-------- Supplied records

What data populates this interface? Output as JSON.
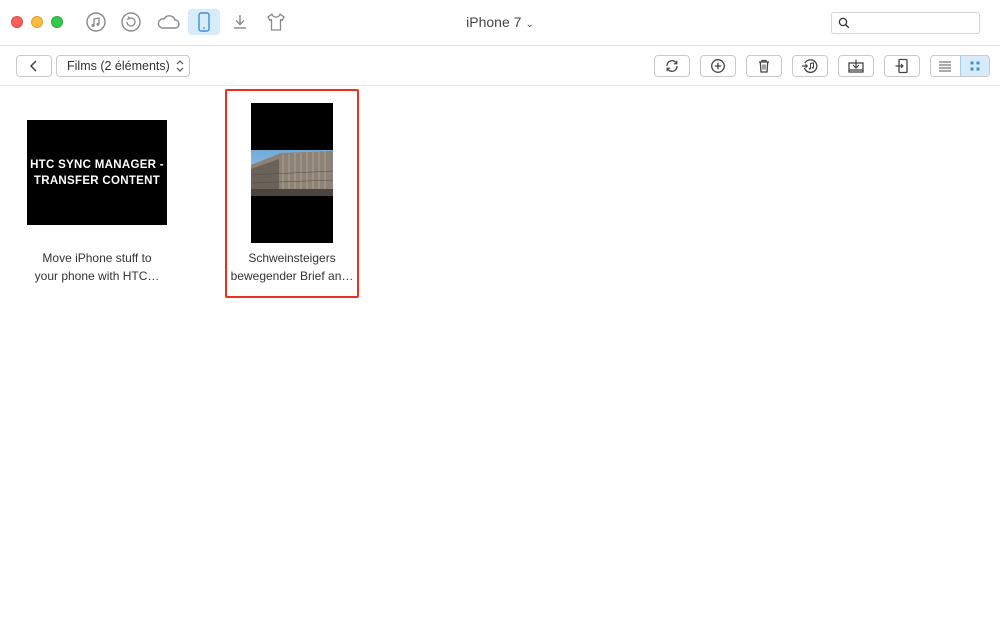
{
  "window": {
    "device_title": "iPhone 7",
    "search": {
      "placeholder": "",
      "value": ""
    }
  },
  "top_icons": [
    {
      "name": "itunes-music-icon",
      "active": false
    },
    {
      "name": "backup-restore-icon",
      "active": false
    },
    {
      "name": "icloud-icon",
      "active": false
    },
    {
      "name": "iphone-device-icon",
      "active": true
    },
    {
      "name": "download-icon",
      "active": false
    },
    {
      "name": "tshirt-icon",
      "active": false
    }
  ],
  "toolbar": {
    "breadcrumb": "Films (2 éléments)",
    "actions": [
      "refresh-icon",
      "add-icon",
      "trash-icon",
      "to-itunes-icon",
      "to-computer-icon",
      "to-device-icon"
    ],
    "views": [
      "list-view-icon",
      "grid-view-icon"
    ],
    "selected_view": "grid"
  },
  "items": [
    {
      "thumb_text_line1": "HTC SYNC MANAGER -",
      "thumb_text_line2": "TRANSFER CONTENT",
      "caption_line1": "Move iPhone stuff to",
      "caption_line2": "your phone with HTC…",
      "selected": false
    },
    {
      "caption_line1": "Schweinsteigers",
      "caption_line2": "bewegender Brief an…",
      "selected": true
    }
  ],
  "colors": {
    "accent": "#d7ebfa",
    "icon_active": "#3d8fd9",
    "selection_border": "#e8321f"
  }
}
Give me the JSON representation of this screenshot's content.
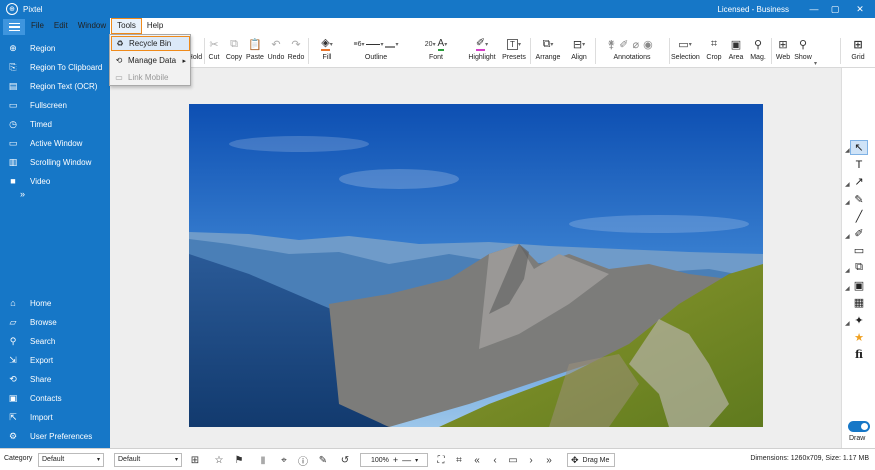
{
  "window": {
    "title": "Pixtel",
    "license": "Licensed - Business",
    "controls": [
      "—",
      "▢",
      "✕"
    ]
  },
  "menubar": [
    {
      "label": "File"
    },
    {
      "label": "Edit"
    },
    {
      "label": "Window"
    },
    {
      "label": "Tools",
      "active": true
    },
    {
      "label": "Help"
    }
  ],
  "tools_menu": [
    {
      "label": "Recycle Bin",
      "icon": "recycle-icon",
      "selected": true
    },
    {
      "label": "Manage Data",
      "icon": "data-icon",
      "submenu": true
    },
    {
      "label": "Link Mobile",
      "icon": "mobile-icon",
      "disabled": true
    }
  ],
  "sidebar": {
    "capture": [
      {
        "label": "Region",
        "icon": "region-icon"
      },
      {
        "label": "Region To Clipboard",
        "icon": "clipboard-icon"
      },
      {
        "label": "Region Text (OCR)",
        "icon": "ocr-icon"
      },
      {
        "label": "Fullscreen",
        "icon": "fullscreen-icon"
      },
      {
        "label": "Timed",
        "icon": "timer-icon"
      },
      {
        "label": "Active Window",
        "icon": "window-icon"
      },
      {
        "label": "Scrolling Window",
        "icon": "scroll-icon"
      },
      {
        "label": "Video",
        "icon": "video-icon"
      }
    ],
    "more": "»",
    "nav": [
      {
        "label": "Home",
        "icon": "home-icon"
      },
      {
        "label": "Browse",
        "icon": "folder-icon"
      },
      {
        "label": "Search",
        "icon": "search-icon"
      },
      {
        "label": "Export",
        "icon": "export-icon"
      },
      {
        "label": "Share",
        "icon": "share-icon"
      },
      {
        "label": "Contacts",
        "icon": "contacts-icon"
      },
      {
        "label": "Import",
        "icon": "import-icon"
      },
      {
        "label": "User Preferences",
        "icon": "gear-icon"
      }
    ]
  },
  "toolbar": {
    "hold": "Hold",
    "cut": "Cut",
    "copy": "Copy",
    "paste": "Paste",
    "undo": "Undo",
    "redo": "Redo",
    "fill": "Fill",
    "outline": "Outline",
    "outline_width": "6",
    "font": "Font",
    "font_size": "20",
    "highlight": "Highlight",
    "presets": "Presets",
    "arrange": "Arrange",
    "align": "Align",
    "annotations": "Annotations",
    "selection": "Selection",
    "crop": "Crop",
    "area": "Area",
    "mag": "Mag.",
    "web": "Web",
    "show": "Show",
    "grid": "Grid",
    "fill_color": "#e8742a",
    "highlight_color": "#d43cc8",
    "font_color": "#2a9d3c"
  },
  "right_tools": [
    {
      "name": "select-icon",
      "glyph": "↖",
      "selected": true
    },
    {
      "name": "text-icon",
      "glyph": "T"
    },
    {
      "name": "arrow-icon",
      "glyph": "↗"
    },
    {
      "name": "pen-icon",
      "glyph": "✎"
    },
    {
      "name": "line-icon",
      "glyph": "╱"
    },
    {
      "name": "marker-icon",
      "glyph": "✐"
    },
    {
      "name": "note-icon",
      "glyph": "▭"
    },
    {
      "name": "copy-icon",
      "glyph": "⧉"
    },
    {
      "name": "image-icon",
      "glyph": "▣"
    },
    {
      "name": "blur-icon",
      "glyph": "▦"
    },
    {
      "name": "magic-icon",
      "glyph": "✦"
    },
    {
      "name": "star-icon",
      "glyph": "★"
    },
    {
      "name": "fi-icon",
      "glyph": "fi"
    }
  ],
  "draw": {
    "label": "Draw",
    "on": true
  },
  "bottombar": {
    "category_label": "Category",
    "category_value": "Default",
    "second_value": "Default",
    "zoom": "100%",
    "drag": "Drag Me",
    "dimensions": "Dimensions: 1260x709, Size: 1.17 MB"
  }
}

----------------

§ Work instructions
Send back the data above word for word, with the pictures left out.

§ Task solution
What data populates this interface? Output as JSON.
{
  "window": {
    "device_title": "iPhone 7",
    "search": {
      "placeholder": "",
      "value": ""
    }
  },
  "top_icons": [
    {
      "name": "itunes-music-icon",
      "active": false
    },
    {
      "name": "backup-restore-icon",
      "active": false
    },
    {
      "name": "icloud-icon",
      "active": false
    },
    {
      "name": "iphone-device-icon",
      "active": true
    },
    {
      "name": "download-icon",
      "active": false
    },
    {
      "name": "tshirt-icon",
      "active": false
    }
  ],
  "toolbar": {
    "breadcrumb": "Films (2 éléments)",
    "actions": [
      "refresh-icon",
      "add-icon",
      "trash-icon",
      "to-itunes-icon",
      "to-computer-icon",
      "to-device-icon"
    ],
    "views": [
      "list-view-icon",
      "grid-view-icon"
    ],
    "selected_view": "grid"
  },
  "items": [
    {
      "thumb_text_line1": "HTC SYNC MANAGER -",
      "thumb_text_line2": "TRANSFER CONTENT",
      "caption_line1": "Move iPhone stuff to",
      "caption_line2": "your phone with HTC…",
      "selected": false
    },
    {
      "caption_line1": "Schweinsteigers",
      "caption_line2": "bewegender Brief an…",
      "selected": true
    }
  ],
  "colors": {
    "accent": "#d7ebfa",
    "icon_active": "#3d8fd9",
    "selection_border": "#e8321f"
  }
}
Give me the JSON representation of this screenshot's content.
{
  "window": {
    "title": "Pixtel",
    "license": "Licensed - Business",
    "controls": [
      "—",
      "▢",
      "✕"
    ]
  },
  "menubar": [
    {
      "label": "File"
    },
    {
      "label": "Edit"
    },
    {
      "label": "Window"
    },
    {
      "label": "Tools",
      "active": true
    },
    {
      "label": "Help"
    }
  ],
  "tools_menu": [
    {
      "label": "Recycle Bin",
      "icon": "recycle-icon",
      "selected": true
    },
    {
      "label": "Manage Data",
      "icon": "data-icon",
      "submenu": true
    },
    {
      "label": "Link Mobile",
      "icon": "mobile-icon",
      "disabled": true
    }
  ],
  "sidebar": {
    "capture": [
      {
        "label": "Region",
        "icon": "region-icon"
      },
      {
        "label": "Region To Clipboard",
        "icon": "clipboard-icon"
      },
      {
        "label": "Region Text (OCR)",
        "icon": "ocr-icon"
      },
      {
        "label": "Fullscreen",
        "icon": "fullscreen-icon"
      },
      {
        "label": "Timed",
        "icon": "timer-icon"
      },
      {
        "label": "Active Window",
        "icon": "window-icon"
      },
      {
        "label": "Scrolling Window",
        "icon": "scroll-icon"
      },
      {
        "label": "Video",
        "icon": "video-icon"
      }
    ],
    "more": "»",
    "nav": [
      {
        "label": "Home",
        "icon": "home-icon"
      },
      {
        "label": "Browse",
        "icon": "folder-icon"
      },
      {
        "label": "Search",
        "icon": "search-icon"
      },
      {
        "label": "Export",
        "icon": "export-icon"
      },
      {
        "label": "Share",
        "icon": "share-icon"
      },
      {
        "label": "Contacts",
        "icon": "contacts-icon"
      },
      {
        "label": "Import",
        "icon": "import-icon"
      },
      {
        "label": "User Preferences",
        "icon": "gear-icon"
      }
    ]
  },
  "toolbar": {
    "hold": "Hold",
    "cut": "Cut",
    "copy": "Copy",
    "paste": "Paste",
    "undo": "Undo",
    "redo": "Redo",
    "fill": "Fill",
    "outline": "Outline",
    "outline_width": "6",
    "font": "Font",
    "font_size": "20",
    "highlight": "Highlight",
    "presets": "Presets",
    "arrange": "Arrange",
    "align": "Align",
    "annotations": "Annotations",
    "selection": "Selection",
    "crop": "Crop",
    "area": "Area",
    "mag": "Mag.",
    "web": "Web",
    "show": "Show",
    "grid": "Grid",
    "fill_color": "#e8742a",
    "highlight_color": "#d43cc8",
    "font_color": "#2a9d3c"
  },
  "right_tools": [
    {
      "name": "select-icon",
      "glyph": "↖",
      "selected": true
    },
    {
      "name": "text-icon",
      "glyph": "T"
    },
    {
      "name": "arrow-icon",
      "glyph": "↗"
    },
    {
      "name": "pen-icon",
      "glyph": "✎"
    },
    {
      "name": "line-icon",
      "glyph": "╱"
    },
    {
      "name": "marker-icon",
      "glyph": "✐"
    },
    {
      "name": "note-icon",
      "glyph": "▭"
    },
    {
      "name": "copy-icon",
      "glyph": "⧉"
    },
    {
      "name": "image-icon",
      "glyph": "▣"
    },
    {
      "name": "blur-icon",
      "glyph": "▦"
    },
    {
      "name": "magic-icon",
      "glyph": "✦"
    },
    {
      "name": "star-icon",
      "glyph": "★"
    },
    {
      "name": "fi-icon",
      "glyph": "fi"
    }
  ],
  "draw": {
    "label": "Draw",
    "on": true
  },
  "bottombar": {
    "category_label": "Category",
    "category_value": "Default",
    "second_value": "Default",
    "zoom": "100%",
    "drag": "Drag Me",
    "dimensions": "Dimensions: 1260x709, Size: 1.17 MB"
  }
}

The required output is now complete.